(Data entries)

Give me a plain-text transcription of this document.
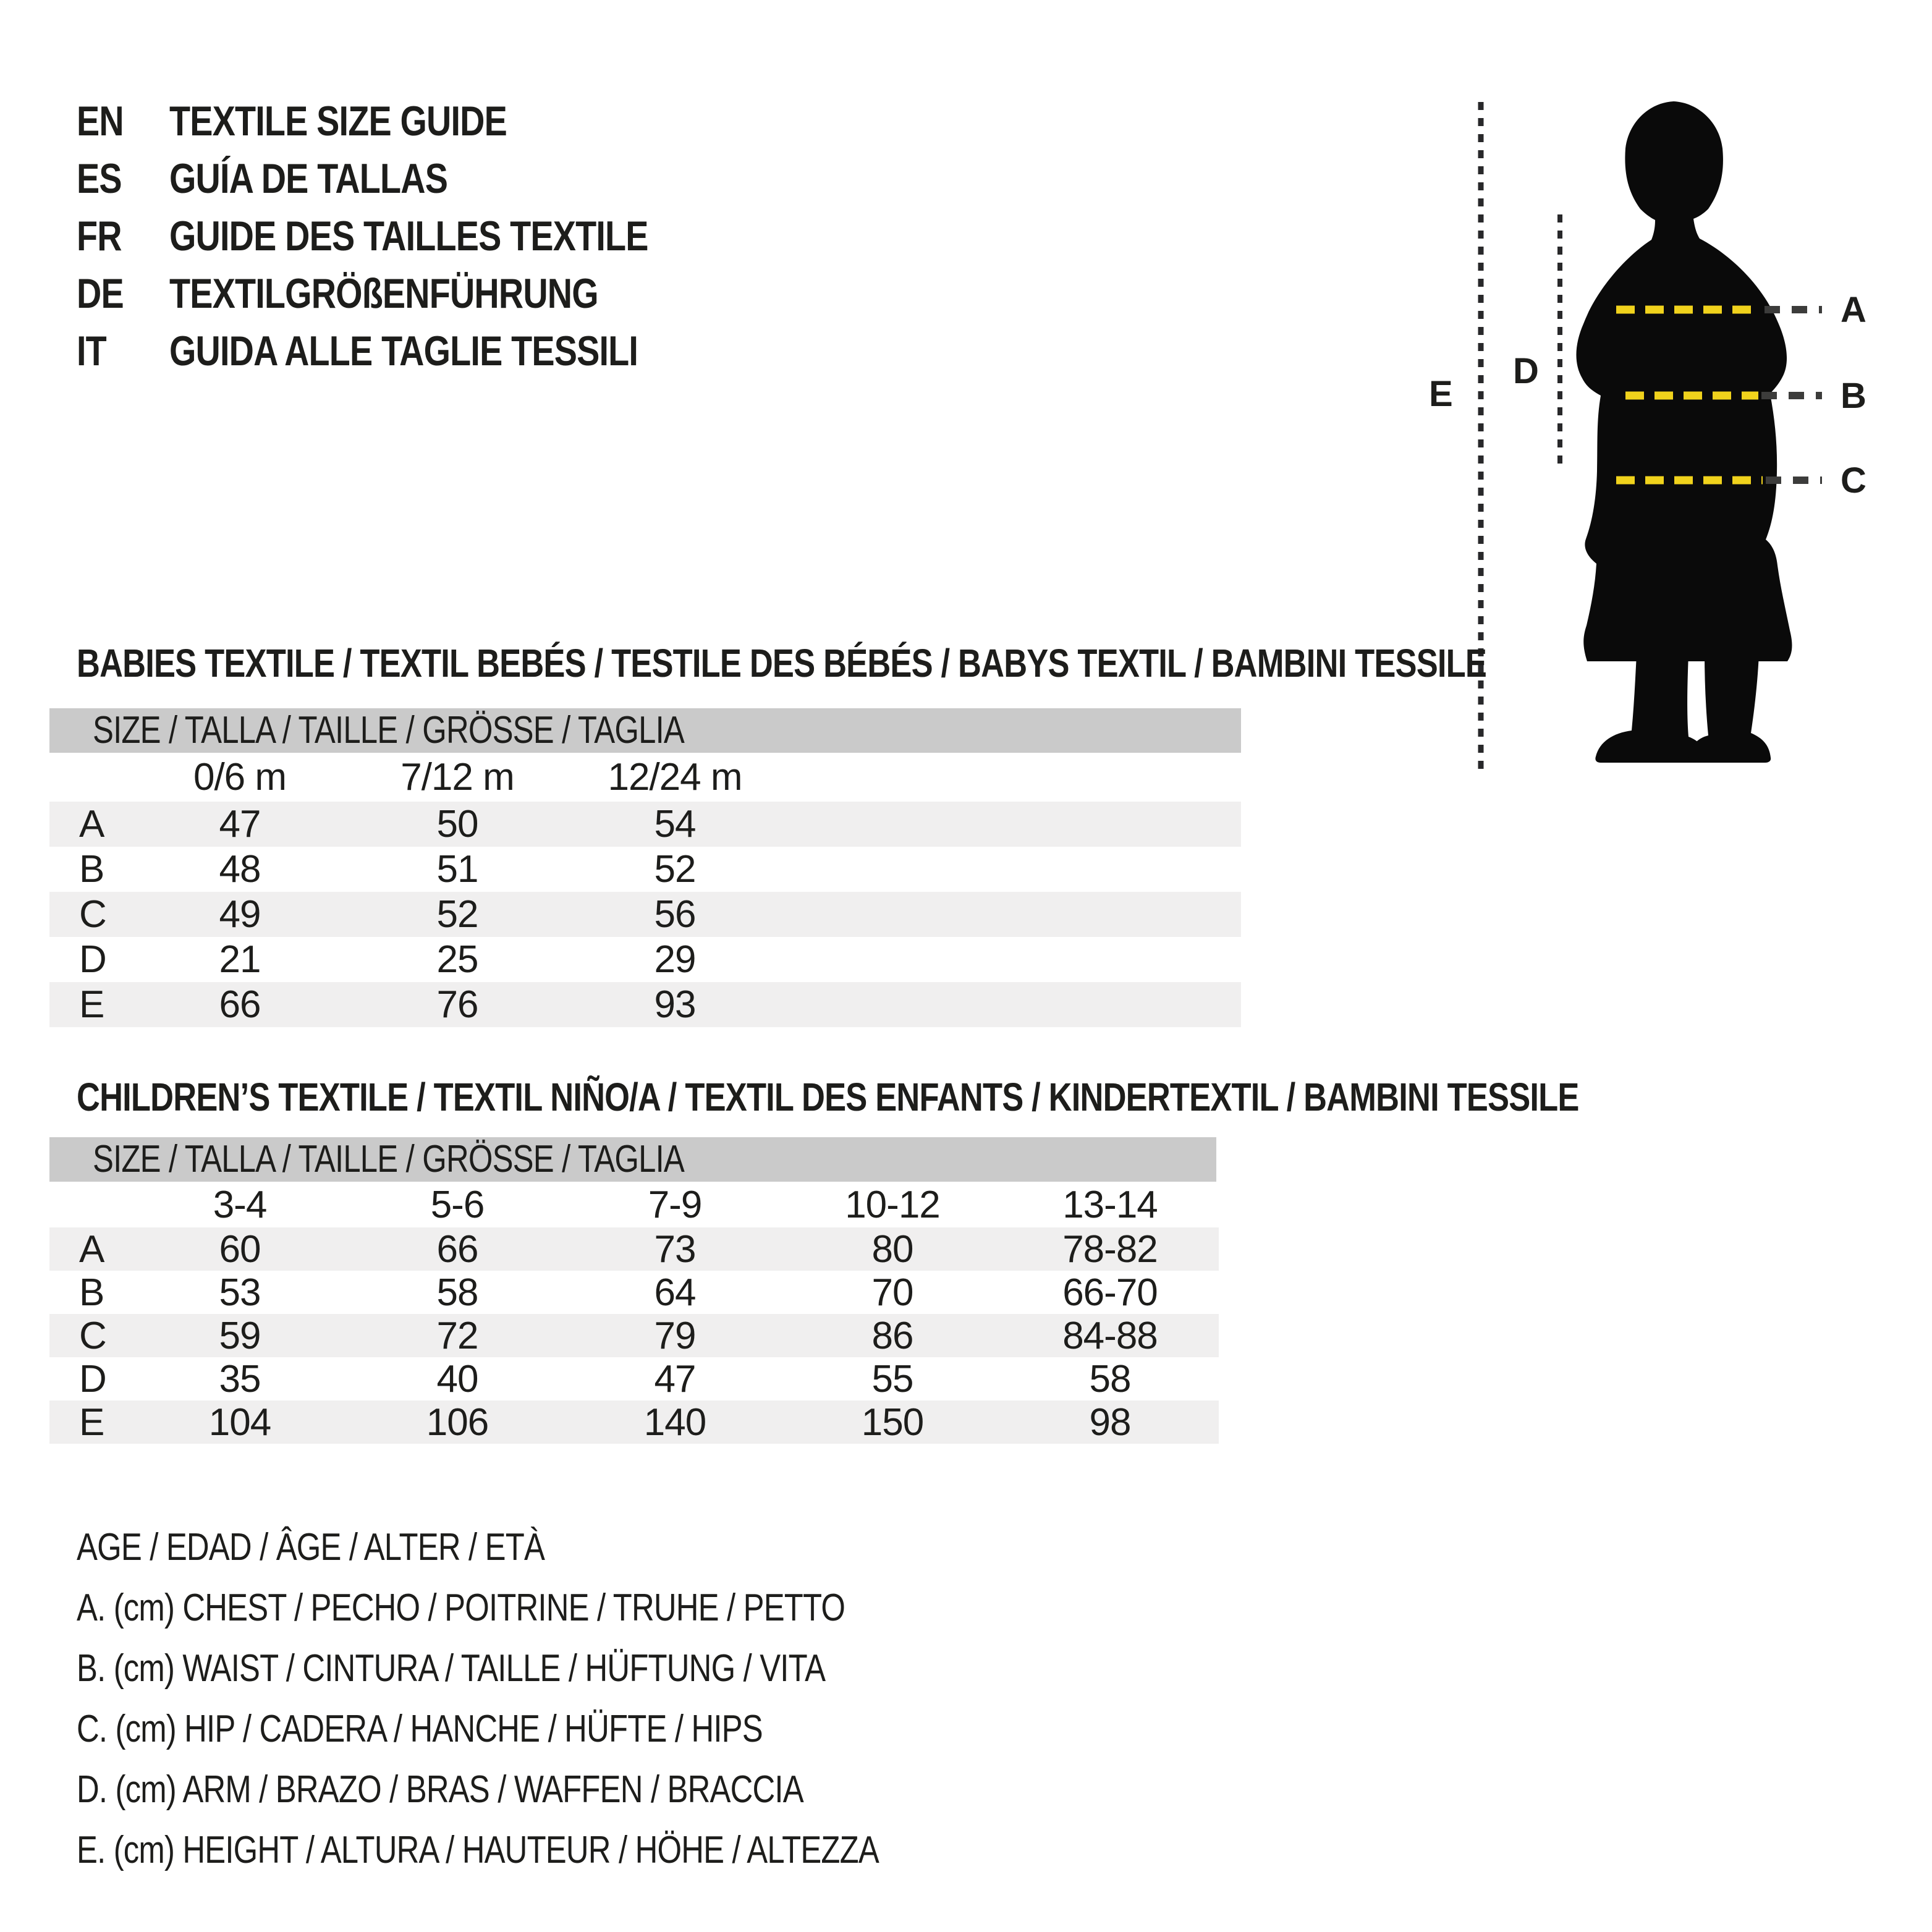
EN TEXTILE SIZE GUIDE
ES GUÍA DE TALLAS
FR GUIDE DES TAILLES TEXTILE
DE TEXTILGRÖßENFÜHRUNG
IT GUIDA ALLE TAGLIE TESSILI
A
B
C
D
E
BABIES TEXTILE / TEXTIL BEBÉS / TESTILE DES BÉBÉS / BABYS TEXTIL / BAMBINI TESSILE
SIZE / TALLA / TAILLE / GRÖSSE / TAGLIA
0/6 m	7/12 m	12/24 m
A	47	50	54
B	48	51	52
C	49	52	56
D	21	25	29
E	66	76	93
CHILDREN’S TEXTILE / TEXTIL NIÑO/A / TEXTIL DES ENFANTS / KINDERTEXTIL / BAMBINI TESSILE
SIZE / TALLA / TAILLE / GRÖSSE / TAGLIA
3-4	5-6	7-9	10-12	13-14
A	60	66	73	80	78-82
B	53	58	64	70	66-70
C	59	72	79	86	84-88
D	35	40	47	55	58
E	104	106	140	150	98
AGE / EDAD / ÂGE / ALTER / ETÀ
A. (cm) CHEST / PECHO / POITRINE / TRUHE / PETTO
B. (cm) WAIST / CINTURA / TAILLE / HÜFTUNG / VITA
C. (cm) HIP / CADERA / HANCHE / HÜFTE / HIPS
D. (cm) ARM / BRAZO / BRAS / WAFFEN / BRACCIA
E. (cm) HEIGHT / ALTURA / HAUTEUR / HÖHE / ALTEZZA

What is asked →
Restate every record exactly, please; do not copy the pictures.

Exercise answer →
Give me a plain-text transcription of this document.
EN TEXTILE SIZE GUIDE
ES GUÍA DE TALLAS
FR GUIDE DES TAILLES TEXTILE
DE TEXTILGRÖßENFÜHRUNG
IT GUIDA ALLE TAGLIE TESSILI
A
B
C
D
E
BABIES TEXTILE / TEXTIL BEBÉS / TESTILE DES BÉBÉS / BABYS TEXTIL / BAMBINI TESSILE
SIZE / TALLA / TAILLE / GRÖSSE / TAGLIA
0/6 m	7/12 m	12/24 m
A	47	50	54
B	48	51	52
C	49	52	56
D	21	25	29
E	66	76	93
CHILDREN’S TEXTILE / TEXTIL NIÑO/A / TEXTIL DES ENFANTS / KINDERTEXTIL / BAMBINI TESSILE
SIZE / TALLA / TAILLE / GRÖSSE / TAGLIA
3-4	5-6	7-9	10-12	13-14
A	60	66	73	80	78-82
B	53	58	64	70	66-70
C	59	72	79	86	84-88
D	35	40	47	55	58
E	104	106	140	150	98
AGE / EDAD / ÂGE / ALTER / ETÀ
A. (cm) CHEST / PECHO / POITRINE / TRUHE / PETTO
B. (cm) WAIST / CINTURA / TAILLE / HÜFTUNG / VITA
C. (cm) HIP / CADERA / HANCHE / HÜFTE / HIPS
D. (cm) ARM / BRAZO / BRAS / WAFFEN / BRACCIA
E. (cm) HEIGHT / ALTURA / HAUTEUR / HÖHE / ALTEZZA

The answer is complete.